### Stored rows
#####
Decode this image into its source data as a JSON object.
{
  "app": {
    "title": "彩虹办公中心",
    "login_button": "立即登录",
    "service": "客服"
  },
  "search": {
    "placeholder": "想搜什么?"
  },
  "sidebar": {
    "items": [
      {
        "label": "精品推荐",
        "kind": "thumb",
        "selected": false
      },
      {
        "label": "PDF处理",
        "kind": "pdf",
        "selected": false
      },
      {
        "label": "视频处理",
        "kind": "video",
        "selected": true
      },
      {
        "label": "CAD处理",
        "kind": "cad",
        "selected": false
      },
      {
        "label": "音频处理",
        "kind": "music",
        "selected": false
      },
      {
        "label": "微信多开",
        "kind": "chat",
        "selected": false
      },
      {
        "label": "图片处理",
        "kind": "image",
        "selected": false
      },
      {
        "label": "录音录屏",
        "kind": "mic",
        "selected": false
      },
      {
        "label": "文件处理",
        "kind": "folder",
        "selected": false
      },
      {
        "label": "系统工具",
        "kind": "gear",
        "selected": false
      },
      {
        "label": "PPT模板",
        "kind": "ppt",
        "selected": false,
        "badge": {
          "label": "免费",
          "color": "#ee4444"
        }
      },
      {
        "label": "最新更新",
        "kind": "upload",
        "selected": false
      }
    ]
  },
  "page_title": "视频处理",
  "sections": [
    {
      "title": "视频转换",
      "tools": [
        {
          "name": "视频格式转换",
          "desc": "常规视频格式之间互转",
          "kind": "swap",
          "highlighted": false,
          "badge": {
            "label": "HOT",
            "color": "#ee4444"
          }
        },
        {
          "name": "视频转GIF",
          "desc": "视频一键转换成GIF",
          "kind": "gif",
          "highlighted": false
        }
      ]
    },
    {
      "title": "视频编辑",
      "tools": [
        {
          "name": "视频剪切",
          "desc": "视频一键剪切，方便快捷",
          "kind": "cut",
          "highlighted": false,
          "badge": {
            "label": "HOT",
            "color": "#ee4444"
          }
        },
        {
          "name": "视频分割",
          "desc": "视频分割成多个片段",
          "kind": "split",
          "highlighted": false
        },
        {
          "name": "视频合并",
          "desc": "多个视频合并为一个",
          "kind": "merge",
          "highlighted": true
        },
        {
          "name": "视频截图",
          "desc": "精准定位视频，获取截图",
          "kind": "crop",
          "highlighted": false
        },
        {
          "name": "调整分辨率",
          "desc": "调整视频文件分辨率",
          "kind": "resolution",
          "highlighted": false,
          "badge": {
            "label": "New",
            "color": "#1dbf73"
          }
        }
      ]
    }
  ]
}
#####
### Task requirements
Display every line of the listing that contains the string "color".

### Solution to the exercise
          "color": "#ee4444"
            "color": "#ee4444"
            "color": "#ee4444"
            "color": "#1dbf73"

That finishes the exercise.